→ The request:
Output the full listing word for word.

→ Extracted data:
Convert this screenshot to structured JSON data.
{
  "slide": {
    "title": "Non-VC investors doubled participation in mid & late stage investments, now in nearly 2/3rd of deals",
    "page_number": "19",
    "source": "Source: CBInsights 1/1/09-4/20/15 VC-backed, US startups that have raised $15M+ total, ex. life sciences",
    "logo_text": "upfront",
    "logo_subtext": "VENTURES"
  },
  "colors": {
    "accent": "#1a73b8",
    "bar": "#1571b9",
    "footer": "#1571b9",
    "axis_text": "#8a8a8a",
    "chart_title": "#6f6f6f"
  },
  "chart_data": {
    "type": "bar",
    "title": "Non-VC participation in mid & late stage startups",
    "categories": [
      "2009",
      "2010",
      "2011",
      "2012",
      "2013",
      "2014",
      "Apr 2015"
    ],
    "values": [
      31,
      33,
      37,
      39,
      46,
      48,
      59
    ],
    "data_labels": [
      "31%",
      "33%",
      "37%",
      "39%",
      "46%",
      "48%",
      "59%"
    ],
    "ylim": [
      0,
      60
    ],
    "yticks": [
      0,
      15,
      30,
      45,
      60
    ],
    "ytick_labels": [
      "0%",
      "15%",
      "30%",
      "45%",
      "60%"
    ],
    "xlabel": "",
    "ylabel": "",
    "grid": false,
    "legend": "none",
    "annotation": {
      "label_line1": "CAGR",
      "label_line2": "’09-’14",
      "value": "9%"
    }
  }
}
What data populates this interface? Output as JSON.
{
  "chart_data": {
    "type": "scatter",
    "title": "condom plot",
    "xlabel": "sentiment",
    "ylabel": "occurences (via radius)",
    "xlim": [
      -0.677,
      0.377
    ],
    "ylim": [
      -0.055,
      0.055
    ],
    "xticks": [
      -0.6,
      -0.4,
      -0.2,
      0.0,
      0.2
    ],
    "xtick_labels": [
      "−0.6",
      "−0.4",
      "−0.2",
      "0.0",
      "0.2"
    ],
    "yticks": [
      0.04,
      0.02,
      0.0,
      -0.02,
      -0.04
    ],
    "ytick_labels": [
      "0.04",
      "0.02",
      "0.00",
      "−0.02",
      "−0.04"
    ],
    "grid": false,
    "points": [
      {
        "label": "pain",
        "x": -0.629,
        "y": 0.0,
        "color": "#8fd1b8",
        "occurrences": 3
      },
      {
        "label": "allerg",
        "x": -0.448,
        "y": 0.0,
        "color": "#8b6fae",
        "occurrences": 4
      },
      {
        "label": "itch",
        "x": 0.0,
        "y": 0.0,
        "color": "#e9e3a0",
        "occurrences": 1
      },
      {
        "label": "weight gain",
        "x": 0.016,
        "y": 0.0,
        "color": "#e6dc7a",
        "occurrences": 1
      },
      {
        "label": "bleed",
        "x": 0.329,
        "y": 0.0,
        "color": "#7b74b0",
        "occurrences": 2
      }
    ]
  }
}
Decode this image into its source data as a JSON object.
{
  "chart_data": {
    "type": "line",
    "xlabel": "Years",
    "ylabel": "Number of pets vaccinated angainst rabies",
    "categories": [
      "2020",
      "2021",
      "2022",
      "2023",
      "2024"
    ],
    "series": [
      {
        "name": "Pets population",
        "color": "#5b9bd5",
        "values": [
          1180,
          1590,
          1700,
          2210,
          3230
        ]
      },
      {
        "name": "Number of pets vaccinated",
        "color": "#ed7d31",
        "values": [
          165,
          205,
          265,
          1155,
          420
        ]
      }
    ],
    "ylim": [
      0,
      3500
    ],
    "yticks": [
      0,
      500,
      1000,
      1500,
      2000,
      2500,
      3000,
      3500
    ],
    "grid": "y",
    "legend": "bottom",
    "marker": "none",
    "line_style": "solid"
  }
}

→ Response to this task:
Convert this screenshot to structured JSON data.
{
  "slide": {
    "title": "Non-VC investors doubled participation in mid & late stage investments, now in nearly 2/3rd of deals",
    "page_number": "19",
    "source": "Source: CBInsights 1/1/09-4/20/15 VC-backed, US startups that have raised $15M+ total, ex. life sciences",
    "logo_text": "upfront",
    "logo_subtext": "VENTURES"
  },
  "colors": {
    "accent": "#1a73b8",
    "bar": "#1571b9",
    "footer": "#1571b9",
    "axis_text": "#8a8a8a",
    "chart_title": "#6f6f6f"
  },
  "chart_data": {
    "type": "bar",
    "title": "Non-VC participation in mid & late stage startups",
    "categories": [
      "2009",
      "2010",
      "2011",
      "2012",
      "2013",
      "2014",
      "Apr 2015"
    ],
    "values": [
      31,
      33,
      37,
      39,
      46,
      48,
      59
    ],
    "data_labels": [
      "31%",
      "33%",
      "37%",
      "39%",
      "46%",
      "48%",
      "59%"
    ],
    "ylim": [
      0,
      60
    ],
    "yticks": [
      0,
      15,
      30,
      45,
      60
    ],
    "ytick_labels": [
      "0%",
      "15%",
      "30%",
      "45%",
      "60%"
    ],
    "xlabel": "",
    "ylabel": "",
    "grid": false,
    "legend": "none",
    "annotation": {
      "label_line1": "CAGR",
      "label_line2": "’09-’14",
      "value": "9%"
    }
  }
}
What data populates this interface? Output as JSON.
{
  "chart_data": {
    "type": "scatter",
    "title": "condom plot",
    "xlabel": "sentiment",
    "ylabel": "occurences (via radius)",
    "xlim": [
      -0.677,
      0.377
    ],
    "ylim": [
      -0.055,
      0.055
    ],
    "xticks": [
      -0.6,
      -0.4,
      -0.2,
      0.0,
      0.2
    ],
    "xtick_labels": [
      "−0.6",
      "−0.4",
      "−0.2",
      "0.0",
      "0.2"
    ],
    "yticks": [
      0.04,
      0.02,
      0.0,
      -0.02,
      -0.04
    ],
    "ytick_labels": [
      "0.04",
      "0.02",
      "0.00",
      "−0.02",
      "−0.04"
    ],
    "grid": false,
    "points": [
      {
        "label": "pain",
        "x": -0.629,
        "y": 0.0,
        "color": "#8fd1b8",
        "occurrences": 3
      },
      {
        "label": "allerg",
        "x": -0.448,
        "y": 0.0,
        "color": "#8b6fae",
        "occurrences": 4
      },
      {
        "label": "itch",
        "x": 0.0,
        "y": 0.0,
        "color": "#e9e3a0",
        "occurrences": 1
      },
      {
        "label": "weight gain",
        "x": 0.016,
        "y": 0.0,
        "color": "#e6dc7a",
        "occurrences": 1
      },
      {
        "label": "bleed",
        "x": 0.329,
        "y": 0.0,
        "color": "#7b74b0",
        "occurrences": 2
      }
    ]
  }
}
Decode this image into its source data as a JSON object.
{
  "chart_data": {
    "type": "line",
    "xlabel": "Years",
    "ylabel": "Number of pets vaccinated angainst rabies",
    "categories": [
      "2020",
      "2021",
      "2022",
      "2023",
      "2024"
    ],
    "series": [
      {
        "name": "Pets population",
        "color": "#5b9bd5",
        "values": [
          1180,
          1590,
          1700,
          2210,
          3230
        ]
      },
      {
        "name": "Number of pets vaccinated",
        "color": "#ed7d31",
        "values": [
          165,
          205,
          265,
          1155,
          420
        ]
      }
    ],
    "ylim": [
      0,
      3500
    ],
    "yticks": [
      0,
      500,
      1000,
      1500,
      2000,
      2500,
      3000,
      3500
    ],
    "grid": "y",
    "legend": "bottom",
    "marker": "none",
    "line_style": "solid"
  }
}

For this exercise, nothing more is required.